Textauszug
----
Elektronischer Blutkreislauf für 3D-Computerchips
Ein Zusammenschluss von Schweizer Wissenschaftlern möchte neuartige dreidimensionale Computerchips mit einem Flüssigkeitskreislauf gleichzeitig kühlen und mit Energie versorgen. Pate stand dabei das menschliche Gehirn.
Leistungsfähigere Computer der Zukunft sollen nicht mehr wie heute aus zwei-, sondern aus dreidimensionalen Chips bestehen. Die Entwicklung hin zu solchen Chip-Stapeln ist daher vielversprechend, weil damit nicht nur die Chip-Grundfläche reduziert, sondern auch die Datenverbindungen verkürzt und die Bandbreite für die Datenübertragung um ein Vielfaches erhöht werden kann. Allerdings erschweren zwei Herausforderungen die Entwicklung von komplexen 3D-Chips: Zum einen werden solche Chips extrem heiss, und es ist schwierig, die Hitze abzuführen. Zum anderen ist die Energiezufuhr über den Chipsockel mit herkömmlichen elektronischen Anschlüssen nicht ausreichend, um den Chip mit genügend Energie zu versorgen.
Ein Zusammenschluss von Schweizer Wissenschaftlern unter massgeblicher Beteiligung von Forschern der ETH Zürich und unter der Leitung von IBM Research Zurich möchte nun mit einem neuartigen Ansatz solche 3D-Chipstapel gleichzeitig kühlen und mit Energie versorgen. Sie lassen sich dabei vom Aufbau des menschlichen Gehirn inspirieren, das von feinsten Gefässen durchzogen ist, in denen zirkulierendes Blut sowohl kühlt als auch Energie an die Nervenzellen liefert. Das Gehirn ist rund 10'000-mal dichter und 10'000-mal energieeffizienter als die besten heutigen Computer.
----
Datenteil
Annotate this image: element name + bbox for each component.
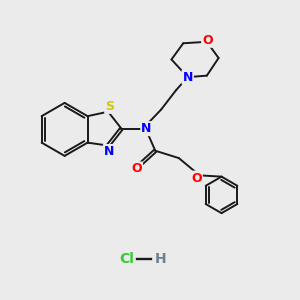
Text: H: H: [154, 252, 166, 266]
Text: S: S: [105, 100, 114, 113]
Text: O: O: [131, 163, 142, 176]
Text: N: N: [104, 145, 114, 158]
Text: O: O: [191, 172, 202, 184]
Text: O: O: [202, 34, 213, 47]
Text: N: N: [182, 70, 193, 84]
Text: N: N: [141, 122, 152, 135]
Text: Cl: Cl: [119, 252, 134, 266]
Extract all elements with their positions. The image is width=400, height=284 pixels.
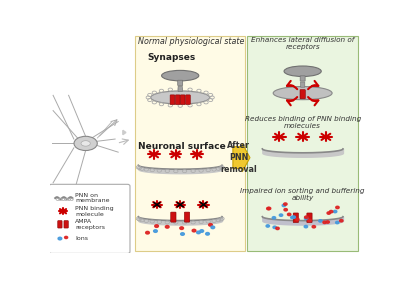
- Circle shape: [181, 233, 184, 235]
- Text: PNN binding
molecule: PNN binding molecule: [76, 206, 114, 217]
- FancyBboxPatch shape: [178, 86, 182, 92]
- Circle shape: [146, 231, 149, 234]
- Ellipse shape: [81, 141, 90, 146]
- Text: Reduces binding of PNN binding
molecules: Reduces binding of PNN binding molecules: [244, 116, 361, 129]
- Circle shape: [282, 204, 286, 207]
- Circle shape: [336, 221, 339, 224]
- FancyBboxPatch shape: [178, 80, 183, 85]
- Circle shape: [296, 218, 299, 221]
- Ellipse shape: [151, 91, 210, 104]
- Circle shape: [267, 207, 271, 210]
- FancyBboxPatch shape: [170, 95, 175, 105]
- Circle shape: [326, 221, 329, 223]
- Polygon shape: [123, 130, 126, 135]
- Circle shape: [292, 216, 296, 218]
- FancyBboxPatch shape: [300, 82, 305, 87]
- Circle shape: [336, 206, 339, 209]
- Circle shape: [154, 230, 157, 232]
- Circle shape: [267, 207, 270, 210]
- FancyBboxPatch shape: [247, 36, 358, 250]
- Circle shape: [340, 220, 343, 222]
- Circle shape: [266, 225, 270, 227]
- FancyBboxPatch shape: [184, 212, 190, 222]
- Circle shape: [276, 227, 279, 229]
- Circle shape: [209, 224, 212, 226]
- FancyBboxPatch shape: [307, 213, 312, 223]
- FancyArrow shape: [233, 143, 250, 172]
- Circle shape: [180, 227, 184, 229]
- Circle shape: [334, 210, 337, 213]
- FancyBboxPatch shape: [175, 95, 180, 105]
- Ellipse shape: [273, 87, 332, 100]
- FancyBboxPatch shape: [135, 36, 245, 250]
- Circle shape: [304, 216, 308, 218]
- Circle shape: [304, 217, 308, 220]
- Circle shape: [197, 231, 200, 234]
- Ellipse shape: [74, 136, 97, 151]
- Text: Neuronal surface: Neuronal surface: [138, 142, 226, 151]
- Circle shape: [200, 230, 204, 232]
- Circle shape: [272, 217, 276, 219]
- Circle shape: [291, 216, 294, 219]
- Circle shape: [273, 226, 276, 229]
- Text: Normal physiological state: Normal physiological state: [138, 37, 244, 46]
- FancyBboxPatch shape: [64, 221, 68, 228]
- Text: After
PNN
removal: After PNN removal: [220, 141, 257, 174]
- Text: AMPA
receptors: AMPA receptors: [76, 219, 106, 230]
- Circle shape: [304, 225, 308, 228]
- Circle shape: [319, 220, 322, 222]
- Circle shape: [312, 225, 316, 228]
- Circle shape: [165, 225, 169, 228]
- Circle shape: [308, 219, 311, 222]
- Circle shape: [284, 208, 287, 211]
- Circle shape: [155, 225, 158, 227]
- FancyBboxPatch shape: [58, 221, 62, 228]
- Circle shape: [64, 236, 68, 239]
- Ellipse shape: [162, 70, 199, 81]
- Circle shape: [58, 237, 62, 240]
- Text: Ions: Ions: [76, 236, 88, 241]
- FancyBboxPatch shape: [171, 212, 176, 222]
- FancyBboxPatch shape: [186, 95, 190, 105]
- Ellipse shape: [284, 66, 321, 76]
- Circle shape: [323, 221, 326, 224]
- Circle shape: [330, 210, 333, 213]
- Text: Enhances lateral diffusion of
receptors: Enhances lateral diffusion of receptors: [251, 37, 354, 51]
- Text: Synapses: Synapses: [148, 53, 196, 62]
- FancyBboxPatch shape: [300, 90, 305, 99]
- Circle shape: [211, 226, 215, 229]
- Circle shape: [327, 212, 330, 214]
- Circle shape: [206, 233, 209, 235]
- Circle shape: [192, 229, 196, 232]
- Circle shape: [284, 203, 287, 205]
- Circle shape: [279, 214, 283, 216]
- FancyBboxPatch shape: [49, 184, 130, 253]
- FancyBboxPatch shape: [293, 213, 298, 223]
- Text: PNN on
membrane: PNN on membrane: [76, 193, 110, 204]
- Text: Impaired ion sorting and buffering
ability: Impaired ion sorting and buffering abili…: [240, 188, 365, 201]
- FancyBboxPatch shape: [300, 76, 305, 81]
- Circle shape: [288, 213, 291, 216]
- FancyBboxPatch shape: [180, 95, 185, 105]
----
Aufgaben
1. Fasse den Absatz im Textauszug, der mit „Leistungsfähigere Computer der Zukunft“ beginnt, als Stichpunktliste zusammen und behalte dabei seine wichtigsten Fakten bei.
2. Übersetze den Satz „Das Gehirn ist rund 10'000-mal dichter und 10'000-mal energieeffizienter als die besten heutigen Computer.“ aus dem Textauszug ins Englische.
3. Gib den Abschnitt des Textauszugs von „Elektronischer Blutkreislauf für“ bis „das menschliche Gehirn.“ wortgetreu wieder.
Stütze dich ausschließlich auf den Textauszug.

Lösungen
1.
- Künftige, leistungsfähigere Computer sollen aus dreidimensionalen statt aus zweidimensionalen Chips bestehen.
- Vorteile solcher Chip-Stapel: kleinere Chip-Grundfläche, kürzere Datenverbindungen und eine um ein Vielfaches höhere Bandbreite für die Datenübertragung.
- Erste Herausforderung: Die Chips werden extrem heiß, und die Hitze lässt sich schwer abführen.
- Zweite Herausforderung: Die Energiezufuhr über den Chipsockel mit herkömmlichen elektronischen Anschlüssen reicht nicht aus.

2. The brain is roughly 10,000 times denser and 10,000 times more energy-efficient than the best computers of today.

3.
Elektronischer Blutkreislauf für 3D-Computerchips
Ein Zusammenschluss von Schweizer Wissenschaftlern möchte neuartige dreidimensionale Computerchips mit einem Flüssigkeitskreislauf gleichzeitig kühlen und mit Energie versorgen. Pate stand dabei das menschliche Gehirn.